• WRITTEN INSTRUCTION:
Write the number of lines holding the word "Боровский", and nothing else.

• INFORMATION SHOWN:
---+---
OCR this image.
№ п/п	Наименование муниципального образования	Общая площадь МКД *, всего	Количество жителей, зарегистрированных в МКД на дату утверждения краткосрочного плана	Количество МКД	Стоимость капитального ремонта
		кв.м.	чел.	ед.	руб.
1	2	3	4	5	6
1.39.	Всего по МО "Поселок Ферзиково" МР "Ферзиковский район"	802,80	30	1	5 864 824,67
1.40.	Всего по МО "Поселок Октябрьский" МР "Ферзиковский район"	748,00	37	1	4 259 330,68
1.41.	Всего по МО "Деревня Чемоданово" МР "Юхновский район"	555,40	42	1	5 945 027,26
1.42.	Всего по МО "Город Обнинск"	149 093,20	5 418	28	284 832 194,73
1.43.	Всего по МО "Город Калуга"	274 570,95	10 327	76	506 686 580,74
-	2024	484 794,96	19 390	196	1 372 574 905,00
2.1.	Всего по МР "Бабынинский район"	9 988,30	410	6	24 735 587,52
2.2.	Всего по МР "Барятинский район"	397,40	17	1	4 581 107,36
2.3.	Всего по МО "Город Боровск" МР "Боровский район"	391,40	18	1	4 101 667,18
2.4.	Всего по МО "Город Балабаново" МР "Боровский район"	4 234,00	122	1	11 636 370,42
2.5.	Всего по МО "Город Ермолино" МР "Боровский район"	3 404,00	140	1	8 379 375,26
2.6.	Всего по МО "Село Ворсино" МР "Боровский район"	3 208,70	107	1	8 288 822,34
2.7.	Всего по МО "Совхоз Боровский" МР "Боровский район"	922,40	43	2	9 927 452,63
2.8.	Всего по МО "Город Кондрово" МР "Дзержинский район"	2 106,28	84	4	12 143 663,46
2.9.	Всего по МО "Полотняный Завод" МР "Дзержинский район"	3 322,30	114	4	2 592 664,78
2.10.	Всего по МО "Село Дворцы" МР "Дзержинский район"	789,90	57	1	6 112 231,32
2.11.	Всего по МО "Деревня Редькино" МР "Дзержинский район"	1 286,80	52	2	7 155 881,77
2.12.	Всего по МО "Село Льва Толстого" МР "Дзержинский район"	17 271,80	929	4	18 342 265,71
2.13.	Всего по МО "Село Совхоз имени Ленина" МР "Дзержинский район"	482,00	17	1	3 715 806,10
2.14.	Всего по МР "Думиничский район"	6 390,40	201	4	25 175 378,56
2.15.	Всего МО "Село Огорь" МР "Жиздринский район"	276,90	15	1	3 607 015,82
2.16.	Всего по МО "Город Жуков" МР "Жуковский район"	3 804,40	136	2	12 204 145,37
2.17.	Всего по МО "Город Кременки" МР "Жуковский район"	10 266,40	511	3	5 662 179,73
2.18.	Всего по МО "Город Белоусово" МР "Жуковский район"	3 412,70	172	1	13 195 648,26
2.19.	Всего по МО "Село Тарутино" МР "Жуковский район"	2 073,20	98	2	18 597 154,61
---+---
• RESPONSE BELOW:
5